Goal of the exercise
Please swap "interactable" for "clickable" in the lines running from the start of the records through the line holding "cell-r9c5: 6 — [303, 596, 378, 669]", inclusive, and give those lines again with everything else unchanged.

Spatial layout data
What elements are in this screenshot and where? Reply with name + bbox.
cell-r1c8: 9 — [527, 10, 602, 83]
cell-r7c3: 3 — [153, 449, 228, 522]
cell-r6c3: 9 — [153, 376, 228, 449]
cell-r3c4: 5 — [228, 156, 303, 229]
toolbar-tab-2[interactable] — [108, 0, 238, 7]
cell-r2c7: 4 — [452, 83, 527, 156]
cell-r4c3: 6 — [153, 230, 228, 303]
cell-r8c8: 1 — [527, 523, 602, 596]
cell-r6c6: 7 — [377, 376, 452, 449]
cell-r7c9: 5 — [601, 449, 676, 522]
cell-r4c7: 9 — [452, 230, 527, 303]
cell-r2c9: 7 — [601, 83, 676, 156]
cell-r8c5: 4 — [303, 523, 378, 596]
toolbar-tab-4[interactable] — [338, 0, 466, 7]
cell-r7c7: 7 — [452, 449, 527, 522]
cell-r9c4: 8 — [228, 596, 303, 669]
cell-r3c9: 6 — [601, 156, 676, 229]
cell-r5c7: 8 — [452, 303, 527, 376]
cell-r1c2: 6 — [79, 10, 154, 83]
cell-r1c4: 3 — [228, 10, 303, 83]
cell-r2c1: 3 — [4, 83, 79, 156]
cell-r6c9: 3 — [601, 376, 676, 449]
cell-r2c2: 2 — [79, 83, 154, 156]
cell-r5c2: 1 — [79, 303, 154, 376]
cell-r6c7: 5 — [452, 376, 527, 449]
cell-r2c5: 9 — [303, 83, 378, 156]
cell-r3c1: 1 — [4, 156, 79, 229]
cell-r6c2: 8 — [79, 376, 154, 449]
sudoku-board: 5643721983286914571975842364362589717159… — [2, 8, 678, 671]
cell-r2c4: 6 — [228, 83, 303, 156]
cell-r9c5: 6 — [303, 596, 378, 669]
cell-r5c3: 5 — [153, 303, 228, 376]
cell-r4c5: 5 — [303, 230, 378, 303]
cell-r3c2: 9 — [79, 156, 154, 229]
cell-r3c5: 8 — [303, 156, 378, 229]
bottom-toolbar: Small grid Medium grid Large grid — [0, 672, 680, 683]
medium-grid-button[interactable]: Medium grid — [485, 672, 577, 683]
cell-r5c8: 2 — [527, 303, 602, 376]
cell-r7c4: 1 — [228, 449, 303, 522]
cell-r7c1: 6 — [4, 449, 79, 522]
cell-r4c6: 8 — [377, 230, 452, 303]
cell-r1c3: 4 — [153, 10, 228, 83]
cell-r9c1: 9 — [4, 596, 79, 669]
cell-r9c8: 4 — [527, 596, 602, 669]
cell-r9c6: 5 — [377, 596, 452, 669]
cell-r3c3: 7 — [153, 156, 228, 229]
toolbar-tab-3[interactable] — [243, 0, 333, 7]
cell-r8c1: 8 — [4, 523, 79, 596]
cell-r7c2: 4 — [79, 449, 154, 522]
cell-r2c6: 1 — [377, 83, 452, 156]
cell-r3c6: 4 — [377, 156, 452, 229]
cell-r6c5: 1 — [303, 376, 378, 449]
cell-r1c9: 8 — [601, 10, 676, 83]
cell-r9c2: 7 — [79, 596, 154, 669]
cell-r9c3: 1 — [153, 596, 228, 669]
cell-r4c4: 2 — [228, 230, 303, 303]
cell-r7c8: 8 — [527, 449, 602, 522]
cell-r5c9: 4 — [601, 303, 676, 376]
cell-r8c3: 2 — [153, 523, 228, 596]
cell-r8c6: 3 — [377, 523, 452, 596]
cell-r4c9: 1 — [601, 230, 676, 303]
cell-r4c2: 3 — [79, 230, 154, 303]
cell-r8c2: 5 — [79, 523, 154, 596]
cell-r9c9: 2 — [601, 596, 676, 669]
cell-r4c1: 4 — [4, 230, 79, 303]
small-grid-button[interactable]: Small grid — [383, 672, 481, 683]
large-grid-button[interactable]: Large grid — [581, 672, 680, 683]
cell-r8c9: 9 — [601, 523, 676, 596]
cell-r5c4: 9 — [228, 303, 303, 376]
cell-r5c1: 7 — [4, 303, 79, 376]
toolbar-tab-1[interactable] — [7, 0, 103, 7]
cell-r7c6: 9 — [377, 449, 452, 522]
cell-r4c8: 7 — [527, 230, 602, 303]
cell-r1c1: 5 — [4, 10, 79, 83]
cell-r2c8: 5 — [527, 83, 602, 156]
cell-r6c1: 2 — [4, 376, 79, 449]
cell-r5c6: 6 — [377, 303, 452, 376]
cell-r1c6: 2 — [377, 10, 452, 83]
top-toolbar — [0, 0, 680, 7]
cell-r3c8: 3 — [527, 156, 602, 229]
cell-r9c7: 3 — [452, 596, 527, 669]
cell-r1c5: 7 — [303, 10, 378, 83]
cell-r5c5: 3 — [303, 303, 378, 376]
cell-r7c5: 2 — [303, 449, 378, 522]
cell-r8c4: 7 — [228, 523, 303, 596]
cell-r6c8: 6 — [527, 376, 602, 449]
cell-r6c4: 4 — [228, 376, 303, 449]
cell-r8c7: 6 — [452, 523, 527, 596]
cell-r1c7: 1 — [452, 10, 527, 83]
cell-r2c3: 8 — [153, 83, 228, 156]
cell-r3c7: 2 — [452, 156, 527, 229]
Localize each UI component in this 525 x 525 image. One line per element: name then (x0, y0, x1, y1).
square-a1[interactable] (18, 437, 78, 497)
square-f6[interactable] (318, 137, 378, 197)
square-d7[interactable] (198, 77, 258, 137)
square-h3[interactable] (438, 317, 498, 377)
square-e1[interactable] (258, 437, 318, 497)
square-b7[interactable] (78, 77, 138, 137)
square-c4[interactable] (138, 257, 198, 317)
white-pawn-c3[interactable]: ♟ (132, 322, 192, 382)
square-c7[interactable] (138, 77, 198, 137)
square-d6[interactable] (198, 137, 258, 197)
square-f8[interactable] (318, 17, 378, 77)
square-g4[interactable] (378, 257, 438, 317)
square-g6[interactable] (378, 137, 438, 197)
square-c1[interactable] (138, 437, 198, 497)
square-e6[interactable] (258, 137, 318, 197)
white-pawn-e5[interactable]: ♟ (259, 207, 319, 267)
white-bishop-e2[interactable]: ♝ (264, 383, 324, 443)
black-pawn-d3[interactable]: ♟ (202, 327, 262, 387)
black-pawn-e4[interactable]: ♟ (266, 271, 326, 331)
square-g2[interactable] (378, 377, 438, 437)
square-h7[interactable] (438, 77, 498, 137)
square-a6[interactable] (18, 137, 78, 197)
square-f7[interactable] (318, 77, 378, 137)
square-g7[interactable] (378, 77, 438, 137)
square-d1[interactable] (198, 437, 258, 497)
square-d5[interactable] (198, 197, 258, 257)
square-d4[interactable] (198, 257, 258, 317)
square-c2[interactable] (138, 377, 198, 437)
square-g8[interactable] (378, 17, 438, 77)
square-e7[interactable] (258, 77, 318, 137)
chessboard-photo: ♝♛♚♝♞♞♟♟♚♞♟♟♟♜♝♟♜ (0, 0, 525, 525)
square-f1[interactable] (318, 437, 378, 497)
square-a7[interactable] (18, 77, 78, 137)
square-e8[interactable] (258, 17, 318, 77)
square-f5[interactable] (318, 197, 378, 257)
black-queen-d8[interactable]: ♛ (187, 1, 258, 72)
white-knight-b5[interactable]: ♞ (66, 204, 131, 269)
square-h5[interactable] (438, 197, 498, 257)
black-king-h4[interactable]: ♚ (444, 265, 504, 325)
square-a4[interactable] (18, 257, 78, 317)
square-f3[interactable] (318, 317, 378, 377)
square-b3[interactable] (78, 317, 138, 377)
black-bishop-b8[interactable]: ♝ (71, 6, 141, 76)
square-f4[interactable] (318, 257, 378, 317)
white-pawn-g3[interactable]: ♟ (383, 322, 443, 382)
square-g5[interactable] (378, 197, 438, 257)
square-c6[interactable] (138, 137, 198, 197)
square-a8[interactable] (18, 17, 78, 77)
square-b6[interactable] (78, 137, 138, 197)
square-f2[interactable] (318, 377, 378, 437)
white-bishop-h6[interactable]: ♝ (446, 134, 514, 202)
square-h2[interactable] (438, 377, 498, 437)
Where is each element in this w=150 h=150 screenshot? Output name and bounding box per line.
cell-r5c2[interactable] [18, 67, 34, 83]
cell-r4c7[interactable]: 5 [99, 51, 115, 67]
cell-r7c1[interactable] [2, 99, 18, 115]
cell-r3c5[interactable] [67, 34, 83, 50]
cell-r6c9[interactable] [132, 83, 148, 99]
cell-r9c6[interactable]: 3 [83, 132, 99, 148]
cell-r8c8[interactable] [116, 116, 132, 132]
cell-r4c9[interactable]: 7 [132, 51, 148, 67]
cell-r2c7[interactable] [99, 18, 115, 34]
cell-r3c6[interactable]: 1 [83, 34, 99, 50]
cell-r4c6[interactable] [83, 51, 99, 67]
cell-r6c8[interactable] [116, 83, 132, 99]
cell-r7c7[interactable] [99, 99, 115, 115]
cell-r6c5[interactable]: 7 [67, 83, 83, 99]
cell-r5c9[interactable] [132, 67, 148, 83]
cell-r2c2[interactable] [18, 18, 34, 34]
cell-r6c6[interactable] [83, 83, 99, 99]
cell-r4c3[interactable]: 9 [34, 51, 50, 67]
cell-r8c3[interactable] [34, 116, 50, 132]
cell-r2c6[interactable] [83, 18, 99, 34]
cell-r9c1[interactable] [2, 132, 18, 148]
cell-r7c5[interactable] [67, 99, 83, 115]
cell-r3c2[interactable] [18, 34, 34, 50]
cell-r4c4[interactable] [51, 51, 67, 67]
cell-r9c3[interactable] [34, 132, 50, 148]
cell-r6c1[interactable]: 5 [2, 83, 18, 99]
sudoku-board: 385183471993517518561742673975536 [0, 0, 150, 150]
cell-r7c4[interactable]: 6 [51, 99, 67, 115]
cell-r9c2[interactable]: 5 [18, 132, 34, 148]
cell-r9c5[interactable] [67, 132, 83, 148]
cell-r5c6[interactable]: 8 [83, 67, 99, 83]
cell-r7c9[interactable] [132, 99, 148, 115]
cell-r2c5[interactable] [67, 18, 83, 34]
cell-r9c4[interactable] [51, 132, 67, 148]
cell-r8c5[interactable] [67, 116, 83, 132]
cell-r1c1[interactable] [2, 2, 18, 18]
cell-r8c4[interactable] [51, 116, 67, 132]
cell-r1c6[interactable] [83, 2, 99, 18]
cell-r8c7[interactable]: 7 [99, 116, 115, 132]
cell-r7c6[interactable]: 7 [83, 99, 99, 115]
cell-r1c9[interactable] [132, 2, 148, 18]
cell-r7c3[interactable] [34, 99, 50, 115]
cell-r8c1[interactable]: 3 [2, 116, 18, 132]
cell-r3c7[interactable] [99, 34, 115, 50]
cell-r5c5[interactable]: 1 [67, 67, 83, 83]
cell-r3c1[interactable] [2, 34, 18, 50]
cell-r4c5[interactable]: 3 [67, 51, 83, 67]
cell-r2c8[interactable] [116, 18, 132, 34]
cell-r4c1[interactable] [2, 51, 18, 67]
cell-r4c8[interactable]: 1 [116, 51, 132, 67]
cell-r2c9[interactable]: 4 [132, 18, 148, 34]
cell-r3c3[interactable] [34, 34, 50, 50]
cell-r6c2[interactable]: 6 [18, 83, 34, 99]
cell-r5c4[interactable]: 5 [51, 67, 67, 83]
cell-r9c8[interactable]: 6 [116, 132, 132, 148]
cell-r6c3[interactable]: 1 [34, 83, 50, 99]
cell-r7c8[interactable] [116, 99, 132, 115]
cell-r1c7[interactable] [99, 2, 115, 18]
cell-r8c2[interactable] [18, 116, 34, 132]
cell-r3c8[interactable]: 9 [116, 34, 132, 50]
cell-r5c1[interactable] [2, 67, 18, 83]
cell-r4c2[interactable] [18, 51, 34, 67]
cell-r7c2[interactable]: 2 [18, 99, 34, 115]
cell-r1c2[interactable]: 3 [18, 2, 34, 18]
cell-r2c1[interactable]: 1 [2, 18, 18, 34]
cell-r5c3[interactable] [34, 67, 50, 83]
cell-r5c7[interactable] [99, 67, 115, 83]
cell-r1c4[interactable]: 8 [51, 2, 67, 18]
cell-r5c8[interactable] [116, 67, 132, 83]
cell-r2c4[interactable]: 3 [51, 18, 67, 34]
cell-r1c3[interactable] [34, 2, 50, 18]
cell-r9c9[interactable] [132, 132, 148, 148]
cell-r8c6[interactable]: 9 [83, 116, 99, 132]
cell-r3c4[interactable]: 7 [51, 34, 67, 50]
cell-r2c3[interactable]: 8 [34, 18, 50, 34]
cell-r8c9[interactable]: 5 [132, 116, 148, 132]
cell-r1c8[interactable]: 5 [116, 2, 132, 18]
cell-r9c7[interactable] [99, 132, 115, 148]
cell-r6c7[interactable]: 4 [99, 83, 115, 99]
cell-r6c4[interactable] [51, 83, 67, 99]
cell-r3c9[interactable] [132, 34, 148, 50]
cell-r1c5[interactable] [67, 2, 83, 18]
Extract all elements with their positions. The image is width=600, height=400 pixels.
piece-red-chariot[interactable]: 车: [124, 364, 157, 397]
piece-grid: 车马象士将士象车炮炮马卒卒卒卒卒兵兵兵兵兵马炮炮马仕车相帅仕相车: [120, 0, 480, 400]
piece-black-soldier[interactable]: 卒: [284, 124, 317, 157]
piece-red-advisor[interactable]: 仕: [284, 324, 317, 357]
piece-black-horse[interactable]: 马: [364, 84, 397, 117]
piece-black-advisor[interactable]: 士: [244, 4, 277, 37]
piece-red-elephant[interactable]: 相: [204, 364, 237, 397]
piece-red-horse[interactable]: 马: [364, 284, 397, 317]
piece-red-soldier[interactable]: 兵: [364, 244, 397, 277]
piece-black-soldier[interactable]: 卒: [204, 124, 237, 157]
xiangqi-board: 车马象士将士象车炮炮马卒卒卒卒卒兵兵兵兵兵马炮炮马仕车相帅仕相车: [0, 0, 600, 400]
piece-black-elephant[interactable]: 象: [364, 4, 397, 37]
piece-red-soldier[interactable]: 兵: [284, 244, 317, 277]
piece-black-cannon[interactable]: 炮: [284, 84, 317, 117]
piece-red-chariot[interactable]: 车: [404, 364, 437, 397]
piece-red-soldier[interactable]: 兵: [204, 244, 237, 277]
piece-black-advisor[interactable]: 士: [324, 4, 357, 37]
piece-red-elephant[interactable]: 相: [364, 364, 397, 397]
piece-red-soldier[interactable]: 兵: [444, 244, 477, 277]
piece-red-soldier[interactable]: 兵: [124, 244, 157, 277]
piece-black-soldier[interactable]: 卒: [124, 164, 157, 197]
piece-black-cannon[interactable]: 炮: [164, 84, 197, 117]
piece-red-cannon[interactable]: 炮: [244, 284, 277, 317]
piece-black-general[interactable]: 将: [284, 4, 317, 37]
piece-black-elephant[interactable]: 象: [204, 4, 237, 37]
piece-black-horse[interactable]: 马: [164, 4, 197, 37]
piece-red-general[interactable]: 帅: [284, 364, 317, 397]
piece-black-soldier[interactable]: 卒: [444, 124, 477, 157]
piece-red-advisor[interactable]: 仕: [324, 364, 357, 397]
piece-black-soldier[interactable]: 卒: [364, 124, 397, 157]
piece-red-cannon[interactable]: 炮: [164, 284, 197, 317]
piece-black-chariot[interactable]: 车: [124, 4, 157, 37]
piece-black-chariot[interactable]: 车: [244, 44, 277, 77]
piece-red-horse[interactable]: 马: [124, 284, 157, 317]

Worked answer
What elements are in this screenshot and where? Reply with name + bbox.
cell-r1c8: 9 — [527, 10, 602, 83]
cell-r7c3: 3 — [153, 449, 228, 522]
cell-r6c3: 9 — [153, 376, 228, 449]
cell-r3c4: 5 — [228, 156, 303, 229]
toolbar-tab-2[clickable] — [108, 0, 238, 7]
cell-r2c7: 4 — [452, 83, 527, 156]
cell-r4c3: 6 — [153, 230, 228, 303]
cell-r8c8: 1 — [527, 523, 602, 596]
cell-r6c6: 7 — [377, 376, 452, 449]
cell-r7c9: 5 — [601, 449, 676, 522]
cell-r4c7: 9 — [452, 230, 527, 303]
cell-r2c9: 7 — [601, 83, 676, 156]
cell-r8c5: 4 — [303, 523, 378, 596]
toolbar-tab-4[clickable] — [338, 0, 466, 7]
cell-r7c7: 7 — [452, 449, 527, 522]
cell-r9c4: 8 — [228, 596, 303, 669]
cell-r3c9: 6 — [601, 156, 676, 229]
cell-r5c7: 8 — [452, 303, 527, 376]
cell-r1c2: 6 — [79, 10, 154, 83]
cell-r1c4: 3 — [228, 10, 303, 83]
cell-r2c1: 3 — [4, 83, 79, 156]
cell-r6c9: 3 — [601, 376, 676, 449]
cell-r2c2: 2 — [79, 83, 154, 156]
cell-r5c2: 1 — [79, 303, 154, 376]
cell-r6c7: 5 — [452, 376, 527, 449]
cell-r2c5: 9 — [303, 83, 378, 156]
cell-r3c1: 1 — [4, 156, 79, 229]
cell-r6c2: 8 — [79, 376, 154, 449]
sudoku-board: 5643721983286914571975842364362589717159… — [2, 8, 678, 671]
cell-r2c4: 6 — [228, 83, 303, 156]
cell-r9c5: 6 — [303, 596, 378, 669]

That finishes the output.